Can you repeat the lines from the first one through the line that contains "svg-text:1.10 kB/s: 1.10 kB/s [1963, 603, 2062, 630]", both ends included, word for word?

[Stored items from a collection]
((
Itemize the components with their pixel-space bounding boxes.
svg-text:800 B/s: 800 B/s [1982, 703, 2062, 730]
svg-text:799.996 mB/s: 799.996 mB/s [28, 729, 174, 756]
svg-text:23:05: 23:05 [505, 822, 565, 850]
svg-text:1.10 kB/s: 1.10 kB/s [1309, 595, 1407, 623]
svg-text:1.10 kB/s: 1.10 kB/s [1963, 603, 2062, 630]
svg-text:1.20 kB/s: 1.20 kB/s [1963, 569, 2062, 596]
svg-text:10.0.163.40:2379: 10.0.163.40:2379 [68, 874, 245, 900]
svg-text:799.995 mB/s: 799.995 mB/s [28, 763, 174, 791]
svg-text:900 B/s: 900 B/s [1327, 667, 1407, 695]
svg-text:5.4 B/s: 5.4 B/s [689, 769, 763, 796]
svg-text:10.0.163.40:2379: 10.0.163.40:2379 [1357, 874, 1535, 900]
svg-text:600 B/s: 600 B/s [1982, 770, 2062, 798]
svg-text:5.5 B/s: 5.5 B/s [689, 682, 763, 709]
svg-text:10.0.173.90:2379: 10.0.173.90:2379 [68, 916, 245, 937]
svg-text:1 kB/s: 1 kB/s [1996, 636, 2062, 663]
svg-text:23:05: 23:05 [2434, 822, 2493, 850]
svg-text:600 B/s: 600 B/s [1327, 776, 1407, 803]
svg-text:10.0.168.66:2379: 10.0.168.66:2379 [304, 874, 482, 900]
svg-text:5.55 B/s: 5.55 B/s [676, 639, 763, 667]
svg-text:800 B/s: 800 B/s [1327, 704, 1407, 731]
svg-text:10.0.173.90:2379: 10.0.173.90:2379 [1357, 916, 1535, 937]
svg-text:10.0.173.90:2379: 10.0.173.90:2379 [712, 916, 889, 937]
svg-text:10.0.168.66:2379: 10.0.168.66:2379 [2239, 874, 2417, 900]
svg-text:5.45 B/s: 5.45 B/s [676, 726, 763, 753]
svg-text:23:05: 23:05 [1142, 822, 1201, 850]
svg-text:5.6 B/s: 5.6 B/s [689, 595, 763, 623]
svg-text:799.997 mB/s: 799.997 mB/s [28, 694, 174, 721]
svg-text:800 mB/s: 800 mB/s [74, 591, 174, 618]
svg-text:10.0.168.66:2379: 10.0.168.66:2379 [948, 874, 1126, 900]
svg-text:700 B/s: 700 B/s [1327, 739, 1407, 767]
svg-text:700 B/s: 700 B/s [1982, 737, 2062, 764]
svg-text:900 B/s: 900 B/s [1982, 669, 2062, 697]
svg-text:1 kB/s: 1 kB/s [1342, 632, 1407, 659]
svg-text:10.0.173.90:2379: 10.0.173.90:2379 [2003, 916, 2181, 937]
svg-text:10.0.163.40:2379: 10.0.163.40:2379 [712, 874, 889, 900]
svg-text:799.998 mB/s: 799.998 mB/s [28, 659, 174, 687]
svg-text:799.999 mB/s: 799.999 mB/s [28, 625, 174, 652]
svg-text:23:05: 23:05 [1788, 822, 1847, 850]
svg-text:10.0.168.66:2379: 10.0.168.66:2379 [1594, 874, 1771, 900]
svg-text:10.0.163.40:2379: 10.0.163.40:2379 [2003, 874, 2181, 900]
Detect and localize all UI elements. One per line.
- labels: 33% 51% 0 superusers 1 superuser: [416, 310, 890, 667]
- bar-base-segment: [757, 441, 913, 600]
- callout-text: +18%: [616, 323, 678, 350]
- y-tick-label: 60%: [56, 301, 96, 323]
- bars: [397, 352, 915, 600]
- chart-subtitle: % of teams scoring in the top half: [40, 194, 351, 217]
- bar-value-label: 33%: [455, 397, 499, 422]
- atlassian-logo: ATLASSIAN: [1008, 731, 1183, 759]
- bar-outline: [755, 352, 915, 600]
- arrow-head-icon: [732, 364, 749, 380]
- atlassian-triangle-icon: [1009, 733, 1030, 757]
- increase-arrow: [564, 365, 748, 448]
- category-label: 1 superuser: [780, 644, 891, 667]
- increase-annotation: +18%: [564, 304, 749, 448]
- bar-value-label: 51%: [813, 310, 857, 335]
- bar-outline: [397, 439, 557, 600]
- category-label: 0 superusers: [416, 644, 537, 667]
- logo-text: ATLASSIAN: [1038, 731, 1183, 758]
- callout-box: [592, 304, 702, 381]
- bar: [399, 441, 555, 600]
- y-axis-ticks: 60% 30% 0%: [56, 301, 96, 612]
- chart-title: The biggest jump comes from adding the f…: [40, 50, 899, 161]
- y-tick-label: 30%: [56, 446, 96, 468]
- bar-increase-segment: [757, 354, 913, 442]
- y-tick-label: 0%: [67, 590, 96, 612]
))
▶ [Full output]:
Itemize the components with their pixel-space bounding boxes.
svg-text:800 B/s: 800 B/s [1982, 703, 2062, 730]
svg-text:799.996 mB/s: 799.996 mB/s [28, 729, 174, 756]
svg-text:23:05: 23:05 [505, 822, 565, 850]
svg-text:1.10 kB/s: 1.10 kB/s [1309, 595, 1407, 623]
svg-text:1.10 kB/s: 1.10 kB/s [1963, 603, 2062, 630]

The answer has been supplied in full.